*SHORT TASK*.
From the records below, pull each line that has "diesel".

*SOURCE MATERIAL*.
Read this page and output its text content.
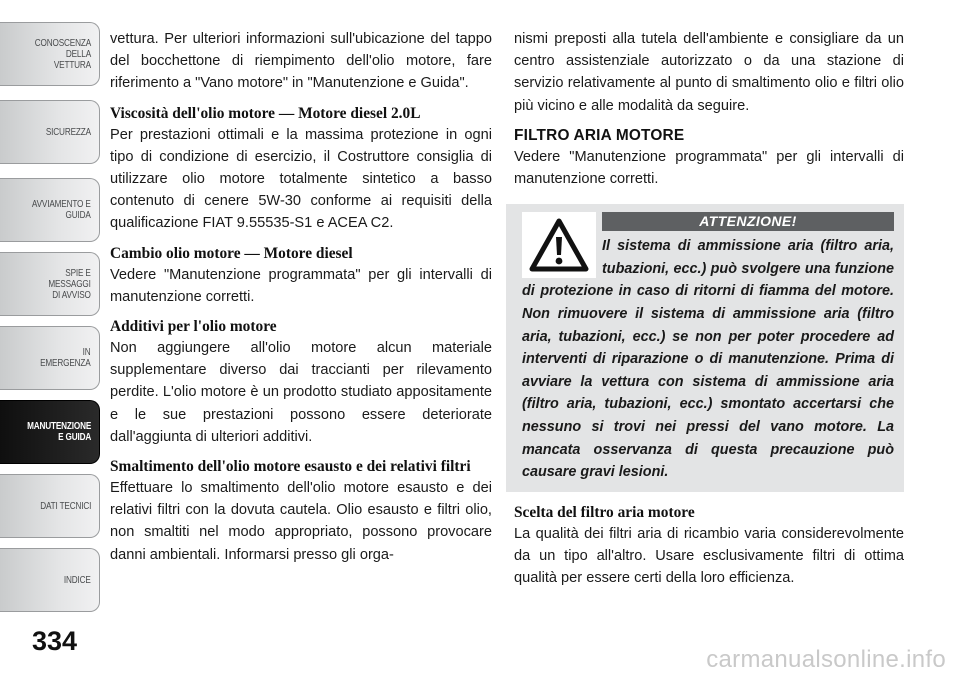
CONOSCENZA DELLA
VETTURA
SICUREZZA
AVVIAMENTO E
GUIDA
SPIE E
MESSAGGI
DI AVVISO
IN
EMERGENZA
MANUTENZIONE
E GUIDA
DATI TECNICI
INDICE
334

vettura. Per ulteriori informazioni sull'ubicazione del tappo del bocchettone di riempimento dell'olio motore, fare riferimento a "Vano motore" in "Manutenzione e Guida".

Viscosità dell'olio motore — Motore diesel 2.0L

Per prestazioni ottimali e la massima protezione in ogni tipo di condizione di esercizio, il Costruttore consiglia di utilizzare olio motore totalmente sintetico a basso contenuto di cenere 5W-30 conforme ai requisiti della qualificazione FIAT 9.55535-S1 e ACEA C2.

Cambio olio motore — Motore diesel

Vedere "Manutenzione programmata" per gli intervalli di manutenzione corretti.

Additivi per l'olio motore

Non aggiungere all'olio motore alcun materiale supplementare diverso dai traccianti per rilevamento perdite. L'olio motore è un prodotto studiato appositamente e le sue prestazioni possono essere deteriorate dall'aggiunta di ulteriori additivi.

Smaltimento dell'olio motore esausto e dei relativi filtri

Effettuare lo smaltimento dell'olio motore esausto e dei relativi filtri con la dovuta cautela. Olio esausto e filtri olio, non smaltiti nel modo appropriato, possono provocare danni ambientali. Informarsi presso gli orga-

nismi preposti alla tutela dell'ambiente e consigliare da un centro assistenziale autorizzato o da una stazione di servizio relativamente al punto di smaltimento olio e filtri olio più vicino e alle modalità da seguire.

FILTRO ARIA MOTORE

Vedere "Manutenzione programmata" per gli intervalli di manutenzione corretti.

ATTENZIONE!

Il sistema di ammissione aria (filtro aria, tubazioni, ecc.) può svolgere una funzione di protezione in caso di ritorni di fiamma del motore. Non rimuovere il sistema di ammissione aria (filtro aria, tubazioni, ecc.) se non per poter procedere ad interventi di riparazione o di manutenzione. Prima di avviare la vettura con sistema di ammissione aria (filtro aria, tubazioni, ecc.) smontato accertarsi che nessuno si trovi nei pressi del vano motore. La mancata osservanza di questa precauzione può causare gravi lesioni.

Scelta del filtro aria motore

La qualità dei filtri aria di ricambio varia considerevolmente da un tipo all'altro. Usare esclusivamente filtri di ottima qualità per essere certi della loro efficienza.

carmanualsonline.info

*RESPONSE TO THE TASK*.
Viscosità dell'olio motore — Motore diesel 2.0L
Cambio olio motore — Motore diesel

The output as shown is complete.